## What to work on:
Give the data again, word for word.

## Dataset rows:
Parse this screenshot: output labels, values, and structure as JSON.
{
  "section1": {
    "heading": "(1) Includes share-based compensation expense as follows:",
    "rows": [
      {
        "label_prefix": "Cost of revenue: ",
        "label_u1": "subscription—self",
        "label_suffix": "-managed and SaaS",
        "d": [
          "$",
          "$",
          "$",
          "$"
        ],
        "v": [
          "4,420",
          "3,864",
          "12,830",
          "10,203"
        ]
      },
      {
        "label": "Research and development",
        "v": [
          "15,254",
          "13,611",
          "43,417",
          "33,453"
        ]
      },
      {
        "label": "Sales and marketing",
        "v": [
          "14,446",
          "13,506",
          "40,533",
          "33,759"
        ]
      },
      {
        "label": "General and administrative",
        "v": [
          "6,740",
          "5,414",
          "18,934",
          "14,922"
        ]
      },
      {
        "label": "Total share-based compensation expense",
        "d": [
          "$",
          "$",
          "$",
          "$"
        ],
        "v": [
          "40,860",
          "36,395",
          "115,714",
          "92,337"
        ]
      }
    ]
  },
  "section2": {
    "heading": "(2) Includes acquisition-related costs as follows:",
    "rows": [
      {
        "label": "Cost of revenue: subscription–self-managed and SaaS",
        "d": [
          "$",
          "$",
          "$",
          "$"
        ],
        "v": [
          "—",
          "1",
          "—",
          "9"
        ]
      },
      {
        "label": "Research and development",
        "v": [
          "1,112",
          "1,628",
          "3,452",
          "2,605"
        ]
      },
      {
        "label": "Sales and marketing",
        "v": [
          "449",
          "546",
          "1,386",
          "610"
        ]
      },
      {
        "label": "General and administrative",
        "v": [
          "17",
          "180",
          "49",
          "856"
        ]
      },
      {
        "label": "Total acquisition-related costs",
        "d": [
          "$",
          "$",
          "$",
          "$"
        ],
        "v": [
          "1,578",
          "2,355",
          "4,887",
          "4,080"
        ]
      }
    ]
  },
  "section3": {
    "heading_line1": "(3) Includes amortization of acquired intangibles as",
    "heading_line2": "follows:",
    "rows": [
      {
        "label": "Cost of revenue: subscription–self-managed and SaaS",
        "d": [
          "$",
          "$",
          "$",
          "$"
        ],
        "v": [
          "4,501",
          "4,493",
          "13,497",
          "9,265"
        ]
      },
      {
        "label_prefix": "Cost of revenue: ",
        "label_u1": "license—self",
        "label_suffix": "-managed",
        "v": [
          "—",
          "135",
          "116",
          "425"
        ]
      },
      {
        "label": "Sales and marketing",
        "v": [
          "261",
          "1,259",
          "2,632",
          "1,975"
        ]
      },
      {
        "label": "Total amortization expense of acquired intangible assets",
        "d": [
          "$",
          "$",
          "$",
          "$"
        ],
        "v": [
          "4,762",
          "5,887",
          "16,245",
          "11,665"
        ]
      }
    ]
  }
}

## Exercise solution:
Parse this screenshot: output labels, values, and structure as JSON.
{
  "section1": {
    "heading": "(1) Includes share-based compensation expense as follows:",
    "rows": [
      {
        "label_prefix": "Cost of revenue: ",
        "label_u1": "subscription—self",
        "label_suffix": "-managed and SaaS",
        "d": [
          "$",
          "$",
          "$",
          "$"
        ],
        "v": [
          "4,420",
          "3,864",
          "12,830",
          "10,203"
        ]
      },
      {
        "label": "Research and development",
        "v": [
          "15,254",
          "13,611",
          "43,417",
          "33,453"
        ]
      },
      {
        "label": "Sales and marketing",
        "v": [
          "14,446",
          "13,506",
          "40,533",
          "33,759"
        ]
      },
      {
        "label": "General and administrative",
        "v": [
          "6,740",
          "5,414",
          "18,934",
          "14,922"
        ]
      },
      {
        "label": "Total share-based compensation expense",
        "d": [
          "$",
          "$",
          "$",
          "$"
        ],
        "v": [
          "40,860",
          "36,395",
          "115,714",
          "92,337"
        ]
      }
    ]
  },
  "section2": {
    "heading": "(2) Includes acquisition-related costs as follows:",
    "rows": [
      {
        "label": "Cost of revenue: subscription–self-managed and SaaS",
        "d": [
          "$",
          "$",
          "$",
          "$"
        ],
        "v": [
          "—",
          "1",
          "—",
          "9"
        ]
      },
      {
        "label": "Research and development",
        "v": [
          "1,112",
          "1,628",
          "3,452",
          "2,605"
        ]
      },
      {
        "label": "Sales and marketing",
        "v": [
          "449",
          "546",
          "1,386",
          "610"
        ]
      },
      {
        "label": "General and administrative",
        "v": [
          "17",
          "180",
          "49",
          "856"
        ]
      },
      {
        "label": "Total acquisition-related costs",
        "d": [
          "$",
          "$",
          "$",
          "$"
        ],
        "v": [
          "1,578",
          "2,355",
          "4,887",
          "4,080"
        ]
      }
    ]
  },
  "section3": {
    "heading_line1": "(3) Includes amortization of acquired intangibles as",
    "heading_line2": "follows:",
    "rows": [
      {
        "label": "Cost of revenue: subscription–self-managed and SaaS",
        "d": [
          "$",
          "$",
          "$",
          "$"
        ],
        "v": [
          "4,501",
          "4,493",
          "13,497",
          "9,265"
        ]
      },
      {
        "label_prefix": "Cost of revenue: ",
        "label_u1": "license—self",
        "label_suffix": "-managed",
        "v": [
          "—",
          "135",
          "116",
          "425"
        ]
      },
      {
        "label": "Sales and marketing",
        "v": [
          "261",
          "1,259",
          "2,632",
          "1,975"
        ]
      },
      {
        "label": "Total amortization expense of acquired intangible assets",
        "d": [
          "$",
          "$",
          "$",
          "$"
        ],
        "v": [
          "4,762",
          "5,887",
          "16,245",
          "11,665"
        ]
      }
    ]
  }
}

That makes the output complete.